A run of records
◆ ◆ ◆ ◆ ◆ ◆ ◆
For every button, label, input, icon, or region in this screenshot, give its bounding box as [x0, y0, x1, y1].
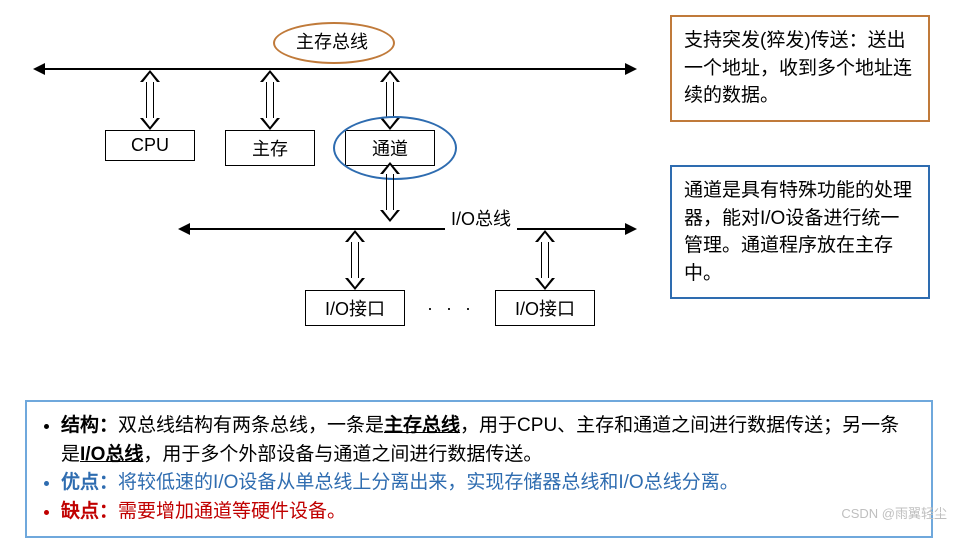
text: ，用于多个外部设备与通道之间进行数据传送。 — [143, 444, 542, 465]
arrow-tip-icon — [625, 63, 637, 75]
main-bus-ellipse-annotation — [273, 22, 395, 64]
node-main-memory: 主存 — [225, 130, 315, 166]
arrow-tip-icon — [33, 63, 45, 75]
ellipsis: · · · — [427, 298, 475, 319]
arrow-tip-icon — [625, 223, 637, 235]
double-arrow-icon — [383, 162, 397, 222]
label-pros: 优点： — [61, 472, 118, 493]
node-io-interface: I/O接口 — [495, 290, 595, 326]
double-arrow-icon — [263, 70, 277, 130]
term-io-bus: I/O总线 — [80, 444, 143, 465]
io-bus-line — [190, 228, 625, 230]
note-channel-desc: 通道是具有特殊功能的处理器，能对I/O设备进行统一管理。通道程序放在主存中。 — [670, 165, 930, 299]
arrow-tip-icon — [178, 223, 190, 235]
text: 双总线结构有两条总线，一条是 — [118, 415, 384, 436]
note-text: 通道是具有特殊功能的处理器，能对I/O设备进行统一管理。通道程序放在主存中。 — [684, 180, 912, 284]
term-main-bus: 主存总线 — [384, 415, 460, 436]
label-structure: 结构： — [61, 415, 118, 436]
double-arrow-icon — [143, 70, 157, 130]
label-cons: 缺点： — [61, 501, 118, 522]
note-text: 支持突发(猝发)传送：送出一个地址，收到多个地址连续的数据。 — [684, 30, 912, 106]
summary-pros: 优点：将较低速的I/O设备从单总线上分离出来，实现存储器总线和I/O总线分离。 — [61, 469, 917, 498]
watermark: CSDN @雨翼轻尘 — [841, 503, 947, 522]
summary-box: 结构：双总线结构有两条总线，一条是主存总线，用于CPU、主存和通道之间进行数据传… — [25, 400, 933, 538]
text: 将较低速的I/O设备从单总线上分离出来，实现存储器总线和I/O总线分离。 — [118, 472, 739, 493]
double-arrow-icon — [348, 230, 362, 290]
note-burst-transfer: 支持突发(猝发)传送：送出一个地址，收到多个地址连续的数据。 — [670, 15, 930, 122]
node-cpu: CPU — [105, 130, 195, 161]
node-io-interface: I/O接口 — [305, 290, 405, 326]
io-bus-label: I/O总线 — [445, 205, 517, 231]
summary-cons: 缺点：需要增加通道等硬件设备。 — [61, 498, 917, 527]
bus-diagram: 主存总线 CPU 主存 通道 I/O总线 I/O接口 I/O接口 · · · — [25, 10, 645, 380]
double-arrow-icon — [538, 230, 552, 290]
main-bus-line — [45, 68, 625, 70]
text: 需要增加通道等硬件设备。 — [118, 501, 346, 522]
summary-structure: 结构：双总线结构有两条总线，一条是主存总线，用于CPU、主存和通道之间进行数据传… — [61, 412, 917, 469]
◆ ◆ ◆ ◆ ◆ ◆ ◆
__Short task__
Set down, without any change, the records from the line with "text: ，用于多个外部设备与通道之间进行数据传送。 —" up to and including the line with "note-text: 支持突发(猝发)传送：送出一个地址，收到多个地址连续的数据。 —".

__Task output__
text: ，用于多个外部设备与通道之间进行数据传送。 — [143, 444, 542, 465]
arrow-tip-icon — [625, 63, 637, 75]
main-bus-ellipse-annotation — [273, 22, 395, 64]
node-main-memory: 主存 — [225, 130, 315, 166]
arrow-tip-icon — [33, 63, 45, 75]
ellipsis: · · · — [427, 298, 475, 319]
arrow-tip-icon — [625, 223, 637, 235]
double-arrow-icon — [383, 162, 397, 222]
label-pros: 优点： — [61, 472, 118, 493]
node-io-interface: I/O接口 — [495, 290, 595, 326]
double-arrow-icon — [263, 70, 277, 130]
term-io-bus: I/O总线 — [80, 444, 143, 465]
io-bus-line — [190, 228, 625, 230]
note-channel-desc: 通道是具有特殊功能的处理器，能对I/O设备进行统一管理。通道程序放在主存中。 — [670, 165, 930, 299]
arrow-tip-icon — [178, 223, 190, 235]
text: 双总线结构有两条总线，一条是 — [118, 415, 384, 436]
note-text: 通道是具有特殊功能的处理器，能对I/O设备进行统一管理。通道程序放在主存中。 — [684, 180, 912, 284]
term-main-bus: 主存总线 — [384, 415, 460, 436]
label-structure: 结构： — [61, 415, 118, 436]
double-arrow-icon — [143, 70, 157, 130]
label-cons: 缺点： — [61, 501, 118, 522]
note-text: 支持突发(猝发)传送：送出一个地址，收到多个地址连续的数据。 — [684, 30, 912, 106]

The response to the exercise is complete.